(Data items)
>>
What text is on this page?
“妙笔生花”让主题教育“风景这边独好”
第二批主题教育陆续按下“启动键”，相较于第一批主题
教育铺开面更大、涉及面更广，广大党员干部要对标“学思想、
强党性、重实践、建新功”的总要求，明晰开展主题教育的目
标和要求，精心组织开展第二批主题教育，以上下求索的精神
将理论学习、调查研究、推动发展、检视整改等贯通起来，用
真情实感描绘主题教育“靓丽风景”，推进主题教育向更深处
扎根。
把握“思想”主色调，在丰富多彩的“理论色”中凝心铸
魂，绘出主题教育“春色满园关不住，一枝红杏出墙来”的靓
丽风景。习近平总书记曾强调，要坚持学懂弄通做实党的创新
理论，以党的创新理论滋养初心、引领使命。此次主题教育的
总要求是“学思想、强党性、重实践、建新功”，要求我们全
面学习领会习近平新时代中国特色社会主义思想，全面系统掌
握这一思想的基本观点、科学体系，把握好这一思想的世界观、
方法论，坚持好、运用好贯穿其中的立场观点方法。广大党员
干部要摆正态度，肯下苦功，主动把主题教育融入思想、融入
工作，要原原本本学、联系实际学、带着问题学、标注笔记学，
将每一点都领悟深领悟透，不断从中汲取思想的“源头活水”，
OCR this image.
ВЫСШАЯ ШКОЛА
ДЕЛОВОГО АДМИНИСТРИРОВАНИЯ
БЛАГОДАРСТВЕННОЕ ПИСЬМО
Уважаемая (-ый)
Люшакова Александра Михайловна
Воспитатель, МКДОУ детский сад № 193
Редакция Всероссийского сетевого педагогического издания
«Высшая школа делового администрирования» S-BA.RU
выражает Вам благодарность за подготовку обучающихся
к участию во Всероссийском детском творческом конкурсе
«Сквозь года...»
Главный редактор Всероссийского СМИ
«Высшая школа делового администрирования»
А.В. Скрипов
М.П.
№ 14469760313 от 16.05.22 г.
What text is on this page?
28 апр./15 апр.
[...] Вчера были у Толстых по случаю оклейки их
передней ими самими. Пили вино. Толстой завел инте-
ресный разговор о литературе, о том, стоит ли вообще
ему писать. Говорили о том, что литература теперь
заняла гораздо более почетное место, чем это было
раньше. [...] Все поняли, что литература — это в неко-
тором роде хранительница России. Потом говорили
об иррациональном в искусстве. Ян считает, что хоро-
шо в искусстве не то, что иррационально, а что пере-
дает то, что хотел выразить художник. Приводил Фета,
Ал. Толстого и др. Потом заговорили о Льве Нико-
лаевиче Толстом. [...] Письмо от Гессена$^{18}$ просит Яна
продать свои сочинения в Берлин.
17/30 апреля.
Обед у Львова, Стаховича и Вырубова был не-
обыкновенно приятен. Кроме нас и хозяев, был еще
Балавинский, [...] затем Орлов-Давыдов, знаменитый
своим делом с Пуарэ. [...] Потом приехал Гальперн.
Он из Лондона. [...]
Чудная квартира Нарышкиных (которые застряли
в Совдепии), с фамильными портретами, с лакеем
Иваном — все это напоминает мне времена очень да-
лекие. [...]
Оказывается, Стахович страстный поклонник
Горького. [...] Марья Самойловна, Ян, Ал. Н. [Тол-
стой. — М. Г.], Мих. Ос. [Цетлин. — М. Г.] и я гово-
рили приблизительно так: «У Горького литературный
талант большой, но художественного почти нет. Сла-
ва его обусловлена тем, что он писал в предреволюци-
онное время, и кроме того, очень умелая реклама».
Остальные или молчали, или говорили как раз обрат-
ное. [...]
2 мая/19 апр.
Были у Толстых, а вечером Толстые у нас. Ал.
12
<<
• PROBLEM REQUIREMENTS:
Print the complete listing again, exactly as it stands.

• ANSWER TO THE EXERCISE:
What text is on this page?
“妙笔生花”让主题教育“风景这边独好”
第二批主题教育陆续按下“启动键”，相较于第一批主题
教育铺开面更大、涉及面更广，广大党员干部要对标“学思想、
强党性、重实践、建新功”的总要求，明晰开展主题教育的目
标和要求，精心组织开展第二批主题教育，以上下求索的精神
将理论学习、调查研究、推动发展、检视整改等贯通起来，用
真情实感描绘主题教育“靓丽风景”，推进主题教育向更深处
扎根。
把握“思想”主色调，在丰富多彩的“理论色”中凝心铸
魂，绘出主题教育“春色满园关不住，一枝红杏出墙来”的靓
丽风景。习近平总书记曾强调，要坚持学懂弄通做实党的创新
理论，以党的创新理论滋养初心、引领使命。此次主题教育的
总要求是“学思想、强党性、重实践、建新功”，要求我们全
面学习领会习近平新时代中国特色社会主义思想，全面系统掌
握这一思想的基本观点、科学体系，把握好这一思想的世界观、
方法论，坚持好、运用好贯穿其中的立场观点方法。广大党员
干部要摆正态度，肯下苦功，主动把主题教育融入思想、融入
工作，要原原本本学、联系实际学、带着问题学、标注笔记学，
将每一点都领悟深领悟透，不断从中汲取思想的“源头活水”，
OCR this image.
ВЫСШАЯ ШКОЛА
ДЕЛОВОГО АДМИНИСТРИРОВАНИЯ
БЛАГОДАРСТВЕННОЕ ПИСЬМО
Уважаемая (-ый)
Люшакова Александра Михайловна
Воспитатель, МКДОУ детский сад № 193
Редакция Всероссийского сетевого педагогического издания
«Высшая школа делового администрирования» S-BA.RU
выражает Вам благодарность за подготовку обучающихся
к участию во Всероссийском детском творческом конкурсе
«Сквозь года...»
Главный редактор Всероссийского СМИ
«Высшая школа делового администрирования»
А.В. Скрипов
М.П.
№ 14469760313 от 16.05.22 г.
What text is on this page?
28 апр./15 апр.
[...] Вчера были у Толстых по случаю оклейки их
передней ими самими. Пили вино. Толстой завел инте-
ресный разговор о литературе, о том, стоит ли вообще
ему писать. Говорили о том, что литература теперь
заняла гораздо более почетное место, чем это было
раньше. [...] Все поняли, что литература — это в неко-
тором роде хранительница России. Потом говорили
об иррациональном в искусстве. Ян считает, что хоро-
шо в искусстве не то, что иррационально, а что пере-
дает то, что хотел выразить художник. Приводил Фета,
Ал. Толстого и др. Потом заговорили о Льве Нико-
лаевиче Толстом. [...] Письмо от Гессена$^{18}$ просит Яна
продать свои сочинения в Берлин.
17/30 апреля.
Обед у Львова, Стаховича и Вырубова был не-
обыкновенно приятен. Кроме нас и хозяев, был еще
Балавинский, [...] затем Орлов-Давыдов, знаменитый
своим делом с Пуарэ. [...] Потом приехал Гальперн.
Он из Лондона. [...]
Чудная квартира Нарышкиных (которые застряли
в Совдепии), с фамильными портретами, с лакеем
Иваном — все это напоминает мне времена очень да-
лекие. [...]
Оказывается, Стахович страстный поклонник
Горького. [...] Марья Самойловна, Ян, Ал. Н. [Тол-
стой. — М. Г.], Мих. Ос. [Цетлин. — М. Г.] и я гово-
рили приблизительно так: «У Горького литературный
талант большой, но художественного почти нет. Сла-
ва его обусловлена тем, что он писал в предреволюци-
онное время, и кроме того, очень умелая реклама».
Остальные или молчали, или говорили как раз обрат-
ное. [...]
2 мая/19 апр.
Были у Толстых, а вечером Толстые у нас. Ал.
12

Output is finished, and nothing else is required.